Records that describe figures
== == ==
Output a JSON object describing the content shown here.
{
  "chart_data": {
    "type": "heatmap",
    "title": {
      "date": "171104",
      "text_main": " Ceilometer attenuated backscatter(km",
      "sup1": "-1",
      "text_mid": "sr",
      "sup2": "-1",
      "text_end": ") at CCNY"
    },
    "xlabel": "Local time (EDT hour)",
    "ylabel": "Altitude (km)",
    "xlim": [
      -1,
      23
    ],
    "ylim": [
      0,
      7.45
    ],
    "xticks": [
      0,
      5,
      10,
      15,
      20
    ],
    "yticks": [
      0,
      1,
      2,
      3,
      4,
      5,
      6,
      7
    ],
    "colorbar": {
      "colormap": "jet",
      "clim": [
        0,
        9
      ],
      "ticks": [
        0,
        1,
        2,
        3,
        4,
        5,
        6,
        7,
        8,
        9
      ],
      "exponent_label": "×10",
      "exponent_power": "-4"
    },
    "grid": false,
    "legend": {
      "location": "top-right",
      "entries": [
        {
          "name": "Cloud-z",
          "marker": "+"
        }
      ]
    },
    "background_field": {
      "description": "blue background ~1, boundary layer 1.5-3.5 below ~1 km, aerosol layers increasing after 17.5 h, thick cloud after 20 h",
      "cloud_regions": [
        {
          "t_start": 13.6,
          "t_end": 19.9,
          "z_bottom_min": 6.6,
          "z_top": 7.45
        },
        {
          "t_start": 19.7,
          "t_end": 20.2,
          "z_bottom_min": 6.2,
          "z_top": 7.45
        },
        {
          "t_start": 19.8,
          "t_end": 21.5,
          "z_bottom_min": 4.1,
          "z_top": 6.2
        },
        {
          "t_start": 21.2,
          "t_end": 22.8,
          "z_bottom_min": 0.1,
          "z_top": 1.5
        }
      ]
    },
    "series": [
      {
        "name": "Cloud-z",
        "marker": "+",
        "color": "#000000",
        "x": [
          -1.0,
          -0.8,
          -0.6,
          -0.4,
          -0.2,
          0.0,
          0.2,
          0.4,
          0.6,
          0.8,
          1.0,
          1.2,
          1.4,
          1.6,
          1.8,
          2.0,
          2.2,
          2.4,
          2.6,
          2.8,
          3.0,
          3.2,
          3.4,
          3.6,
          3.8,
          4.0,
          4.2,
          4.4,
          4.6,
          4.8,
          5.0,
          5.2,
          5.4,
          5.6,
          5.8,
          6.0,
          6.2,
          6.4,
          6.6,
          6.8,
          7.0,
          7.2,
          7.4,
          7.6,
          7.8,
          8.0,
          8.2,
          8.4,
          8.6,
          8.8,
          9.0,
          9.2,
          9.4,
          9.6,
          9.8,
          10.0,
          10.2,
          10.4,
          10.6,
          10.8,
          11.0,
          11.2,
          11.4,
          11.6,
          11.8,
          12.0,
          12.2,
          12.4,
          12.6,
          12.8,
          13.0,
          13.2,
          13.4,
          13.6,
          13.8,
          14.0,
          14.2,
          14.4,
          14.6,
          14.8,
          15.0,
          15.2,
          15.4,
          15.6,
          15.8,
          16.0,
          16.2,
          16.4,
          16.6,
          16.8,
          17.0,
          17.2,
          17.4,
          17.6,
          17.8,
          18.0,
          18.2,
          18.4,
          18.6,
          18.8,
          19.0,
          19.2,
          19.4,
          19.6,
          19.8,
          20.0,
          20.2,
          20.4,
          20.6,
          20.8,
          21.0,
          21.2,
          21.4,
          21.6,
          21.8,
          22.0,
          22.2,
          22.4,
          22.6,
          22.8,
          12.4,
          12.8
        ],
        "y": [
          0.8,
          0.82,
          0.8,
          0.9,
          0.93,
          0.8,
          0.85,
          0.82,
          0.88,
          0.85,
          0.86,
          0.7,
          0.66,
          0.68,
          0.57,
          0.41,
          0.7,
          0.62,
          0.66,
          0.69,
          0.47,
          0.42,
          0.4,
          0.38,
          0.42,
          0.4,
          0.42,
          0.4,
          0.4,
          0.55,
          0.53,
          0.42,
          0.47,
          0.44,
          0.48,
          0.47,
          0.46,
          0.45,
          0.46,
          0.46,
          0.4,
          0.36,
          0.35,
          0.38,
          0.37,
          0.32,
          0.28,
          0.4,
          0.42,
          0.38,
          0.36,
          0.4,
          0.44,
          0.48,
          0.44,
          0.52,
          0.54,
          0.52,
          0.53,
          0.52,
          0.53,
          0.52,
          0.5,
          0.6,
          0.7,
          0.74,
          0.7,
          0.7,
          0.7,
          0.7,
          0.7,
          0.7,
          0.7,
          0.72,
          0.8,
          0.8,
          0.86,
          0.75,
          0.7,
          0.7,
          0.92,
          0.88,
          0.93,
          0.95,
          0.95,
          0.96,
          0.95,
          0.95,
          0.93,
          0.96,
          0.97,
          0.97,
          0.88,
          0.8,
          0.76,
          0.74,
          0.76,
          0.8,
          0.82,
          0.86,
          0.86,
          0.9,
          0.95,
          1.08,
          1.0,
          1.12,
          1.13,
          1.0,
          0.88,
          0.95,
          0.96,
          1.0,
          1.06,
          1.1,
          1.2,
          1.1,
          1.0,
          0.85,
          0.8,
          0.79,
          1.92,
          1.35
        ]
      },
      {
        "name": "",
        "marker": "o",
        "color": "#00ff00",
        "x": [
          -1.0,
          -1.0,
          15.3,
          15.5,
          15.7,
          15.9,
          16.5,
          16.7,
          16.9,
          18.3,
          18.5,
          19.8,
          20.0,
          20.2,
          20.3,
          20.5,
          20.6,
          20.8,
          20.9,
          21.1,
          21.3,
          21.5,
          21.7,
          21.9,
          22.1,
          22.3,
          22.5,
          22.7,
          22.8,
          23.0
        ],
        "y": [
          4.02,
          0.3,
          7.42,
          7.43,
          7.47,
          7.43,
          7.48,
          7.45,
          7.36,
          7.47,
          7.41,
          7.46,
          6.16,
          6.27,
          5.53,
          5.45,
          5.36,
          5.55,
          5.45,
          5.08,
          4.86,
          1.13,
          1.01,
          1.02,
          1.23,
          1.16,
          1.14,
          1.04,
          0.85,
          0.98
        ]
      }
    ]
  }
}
== == ==
• **EXERCISE AIM**
All of the entries need to be reproduced exactly; please write them out.

• **COMPLETE OUTPUT**
Output a JSON object describing the content shown here.
{
  "chart_data": {
    "type": "heatmap",
    "title": {
      "date": "171104",
      "text_main": " Ceilometer attenuated backscatter(km",
      "sup1": "-1",
      "text_mid": "sr",
      "sup2": "-1",
      "text_end": ") at CCNY"
    },
    "xlabel": "Local time (EDT hour)",
    "ylabel": "Altitude (km)",
    "xlim": [
      -1,
      23
    ],
    "ylim": [
      0,
      7.45
    ],
    "xticks": [
      0,
      5,
      10,
      15,
      20
    ],
    "yticks": [
      0,
      1,
      2,
      3,
      4,
      5,
      6,
      7
    ],
    "colorbar": {
      "colormap": "jet",
      "clim": [
        0,
        9
      ],
      "ticks": [
        0,
        1,
        2,
        3,
        4,
        5,
        6,
        7,
        8,
        9
      ],
      "exponent_label": "×10",
      "exponent_power": "-4"
    },
    "grid": false,
    "legend": {
      "location": "top-right",
      "entries": [
        {
          "name": "Cloud-z",
          "marker": "+"
        }
      ]
    },
    "background_field": {
      "description": "blue background ~1, boundary layer 1.5-3.5 below ~1 km, aerosol layers increasing after 17.5 h, thick cloud after 20 h",
      "cloud_regions": [
        {
          "t_start": 13.6,
          "t_end": 19.9,
          "z_bottom_min": 6.6,
          "z_top": 7.45
        },
        {
          "t_start": 19.7,
          "t_end": 20.2,
          "z_bottom_min": 6.2,
          "z_top": 7.45
        },
        {
          "t_start": 19.8,
          "t_end": 21.5,
          "z_bottom_min": 4.1,
          "z_top": 6.2
        },
        {
          "t_start": 21.2,
          "t_end": 22.8,
          "z_bottom_min": 0.1,
          "z_top": 1.5
        }
      ]
    },
    "series": [
      {
        "name": "Cloud-z",
        "marker": "+",
        "color": "#000000",
        "x": [
          -1.0,
          -0.8,
          -0.6,
          -0.4,
          -0.2,
          0.0,
          0.2,
          0.4,
          0.6,
          0.8,
          1.0,
          1.2,
          1.4,
          1.6,
          1.8,
          2.0,
          2.2,
          2.4,
          2.6,
          2.8,
          3.0,
          3.2,
          3.4,
          3.6,
          3.8,
          4.0,
          4.2,
          4.4,
          4.6,
          4.8,
          5.0,
          5.2,
          5.4,
          5.6,
          5.8,
          6.0,
          6.2,
          6.4,
          6.6,
          6.8,
          7.0,
          7.2,
          7.4,
          7.6,
          7.8,
          8.0,
          8.2,
          8.4,
          8.6,
          8.8,
          9.0,
          9.2,
          9.4,
          9.6,
          9.8,
          10.0,
          10.2,
          10.4,
          10.6,
          10.8,
          11.0,
          11.2,
          11.4,
          11.6,
          11.8,
          12.0,
          12.2,
          12.4,
          12.6,
          12.8,
          13.0,
          13.2,
          13.4,
          13.6,
          13.8,
          14.0,
          14.2,
          14.4,
          14.6,
          14.8,
          15.0,
          15.2,
          15.4,
          15.6,
          15.8,
          16.0,
          16.2,
          16.4,
          16.6,
          16.8,
          17.0,
          17.2,
          17.4,
          17.6,
          17.8,
          18.0,
          18.2,
          18.4,
          18.6,
          18.8,
          19.0,
          19.2,
          19.4,
          19.6,
          19.8,
          20.0,
          20.2,
          20.4,
          20.6,
          20.8,
          21.0,
          21.2,
          21.4,
          21.6,
          21.8,
          22.0,
          22.2,
          22.4,
          22.6,
          22.8,
          12.4,
          12.8
        ],
        "y": [
          0.8,
          0.82,
          0.8,
          0.9,
          0.93,
          0.8,
          0.85,
          0.82,
          0.88,
          0.85,
          0.86,
          0.7,
          0.66,
          0.68,
          0.57,
          0.41,
          0.7,
          0.62,
          0.66,
          0.69,
          0.47,
          0.42,
          0.4,
          0.38,
          0.42,
          0.4,
          0.42,
          0.4,
          0.4,
          0.55,
          0.53,
          0.42,
          0.47,
          0.44,
          0.48,
          0.47,
          0.46,
          0.45,
          0.46,
          0.46,
          0.4,
          0.36,
          0.35,
          0.38,
          0.37,
          0.32,
          0.28,
          0.4,
          0.42,
          0.38,
          0.36,
          0.4,
          0.44,
          0.48,
          0.44,
          0.52,
          0.54,
          0.52,
          0.53,
          0.52,
          0.53,
          0.52,
          0.5,
          0.6,
          0.7,
          0.74,
          0.7,
          0.7,
          0.7,
          0.7,
          0.7,
          0.7,
          0.7,
          0.72,
          0.8,
          0.8,
          0.86,
          0.75,
          0.7,
          0.7,
          0.92,
          0.88,
          0.93,
          0.95,
          0.95,
          0.96,
          0.95,
          0.95,
          0.93,
          0.96,
          0.97,
          0.97,
          0.88,
          0.8,
          0.76,
          0.74,
          0.76,
          0.8,
          0.82,
          0.86,
          0.86,
          0.9,
          0.95,
          1.08,
          1.0,
          1.12,
          1.13,
          1.0,
          0.88,
          0.95,
          0.96,
          1.0,
          1.06,
          1.1,
          1.2,
          1.1,
          1.0,
          0.85,
          0.8,
          0.79,
          1.92,
          1.35
        ]
      },
      {
        "name": "",
        "marker": "o",
        "color": "#00ff00",
        "x": [
          -1.0,
          -1.0,
          15.3,
          15.5,
          15.7,
          15.9,
          16.5,
          16.7,
          16.9,
          18.3,
          18.5,
          19.8,
          20.0,
          20.2,
          20.3,
          20.5,
          20.6,
          20.8,
          20.9,
          21.1,
          21.3,
          21.5,
          21.7,
          21.9,
          22.1,
          22.3,
          22.5,
          22.7,
          22.8,
          23.0
        ],
        "y": [
          4.02,
          0.3,
          7.42,
          7.43,
          7.47,
          7.43,
          7.48,
          7.45,
          7.36,
          7.47,
          7.41,
          7.46,
          6.16,
          6.27,
          5.53,
          5.45,
          5.36,
          5.55,
          5.45,
          5.08,
          4.86,
          1.13,
          1.01,
          1.02,
          1.23,
          1.16,
          1.14,
          1.04,
          0.85,
          0.98
        ]
      }
    ]
  }
}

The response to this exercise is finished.